» TASK REQUIREMENTS
Go through the listing and copy each line with the string "values".
◇ ◇ ◇ ◇ ◇ ◇ ◇
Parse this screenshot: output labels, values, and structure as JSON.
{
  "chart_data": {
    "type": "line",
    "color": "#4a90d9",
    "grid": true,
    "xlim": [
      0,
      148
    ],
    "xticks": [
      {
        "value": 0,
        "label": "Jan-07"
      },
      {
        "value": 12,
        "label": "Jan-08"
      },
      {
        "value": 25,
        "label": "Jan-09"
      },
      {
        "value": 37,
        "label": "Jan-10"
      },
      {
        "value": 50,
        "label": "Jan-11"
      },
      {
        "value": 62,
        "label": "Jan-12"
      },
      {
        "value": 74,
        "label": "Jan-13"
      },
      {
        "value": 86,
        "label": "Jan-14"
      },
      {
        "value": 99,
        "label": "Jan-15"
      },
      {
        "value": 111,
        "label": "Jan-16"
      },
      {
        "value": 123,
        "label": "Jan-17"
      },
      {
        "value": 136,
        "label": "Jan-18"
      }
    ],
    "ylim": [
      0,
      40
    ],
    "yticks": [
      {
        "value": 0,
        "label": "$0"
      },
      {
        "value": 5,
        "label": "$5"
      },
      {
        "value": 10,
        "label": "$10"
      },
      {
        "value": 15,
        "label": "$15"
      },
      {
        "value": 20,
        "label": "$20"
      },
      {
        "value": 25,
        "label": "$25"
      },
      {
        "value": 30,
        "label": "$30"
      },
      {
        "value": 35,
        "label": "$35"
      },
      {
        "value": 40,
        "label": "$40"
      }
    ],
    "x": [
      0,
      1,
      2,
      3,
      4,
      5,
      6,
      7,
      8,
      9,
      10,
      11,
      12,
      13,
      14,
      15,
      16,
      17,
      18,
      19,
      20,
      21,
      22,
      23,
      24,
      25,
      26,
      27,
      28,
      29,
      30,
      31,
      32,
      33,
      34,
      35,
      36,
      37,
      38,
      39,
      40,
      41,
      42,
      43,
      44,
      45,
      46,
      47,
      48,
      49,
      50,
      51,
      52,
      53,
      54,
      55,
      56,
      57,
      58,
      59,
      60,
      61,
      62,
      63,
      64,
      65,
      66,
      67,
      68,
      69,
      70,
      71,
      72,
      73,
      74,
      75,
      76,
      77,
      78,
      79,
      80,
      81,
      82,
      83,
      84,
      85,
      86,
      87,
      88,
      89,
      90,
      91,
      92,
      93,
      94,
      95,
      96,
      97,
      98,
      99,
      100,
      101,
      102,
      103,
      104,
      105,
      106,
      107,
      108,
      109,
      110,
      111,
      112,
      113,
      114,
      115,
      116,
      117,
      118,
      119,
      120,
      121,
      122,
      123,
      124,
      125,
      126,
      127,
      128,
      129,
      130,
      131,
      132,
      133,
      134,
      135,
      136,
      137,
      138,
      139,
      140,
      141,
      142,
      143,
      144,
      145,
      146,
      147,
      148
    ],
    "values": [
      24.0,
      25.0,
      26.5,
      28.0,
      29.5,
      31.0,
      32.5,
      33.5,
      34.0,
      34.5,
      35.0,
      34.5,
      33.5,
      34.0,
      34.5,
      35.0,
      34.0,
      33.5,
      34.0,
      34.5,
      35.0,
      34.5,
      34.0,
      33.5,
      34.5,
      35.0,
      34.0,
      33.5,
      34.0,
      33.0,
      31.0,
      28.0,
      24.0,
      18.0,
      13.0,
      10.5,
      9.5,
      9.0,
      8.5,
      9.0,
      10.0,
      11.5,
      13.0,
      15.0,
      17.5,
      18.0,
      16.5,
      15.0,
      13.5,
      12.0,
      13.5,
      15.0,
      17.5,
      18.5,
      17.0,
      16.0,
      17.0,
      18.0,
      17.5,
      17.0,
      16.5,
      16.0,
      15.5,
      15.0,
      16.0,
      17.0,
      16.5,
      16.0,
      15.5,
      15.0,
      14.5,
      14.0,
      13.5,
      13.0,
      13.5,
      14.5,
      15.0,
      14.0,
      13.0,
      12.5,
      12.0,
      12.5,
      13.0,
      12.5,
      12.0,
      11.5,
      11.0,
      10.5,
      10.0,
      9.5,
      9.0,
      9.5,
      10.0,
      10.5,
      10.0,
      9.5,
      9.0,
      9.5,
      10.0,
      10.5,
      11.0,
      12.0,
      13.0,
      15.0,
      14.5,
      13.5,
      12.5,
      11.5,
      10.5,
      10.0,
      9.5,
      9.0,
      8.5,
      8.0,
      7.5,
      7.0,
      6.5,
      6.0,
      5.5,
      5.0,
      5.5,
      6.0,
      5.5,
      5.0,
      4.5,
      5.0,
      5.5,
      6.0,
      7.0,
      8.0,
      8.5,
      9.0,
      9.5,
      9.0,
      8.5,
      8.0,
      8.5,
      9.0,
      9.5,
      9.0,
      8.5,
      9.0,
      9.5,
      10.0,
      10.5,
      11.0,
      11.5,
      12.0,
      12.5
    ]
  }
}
◇ ◇ ◇ ◇ ◇ ◇ ◇
» COMPLETE ANSWER
Parse this screenshot: output labels, values, and structure as JSON.
    "values": [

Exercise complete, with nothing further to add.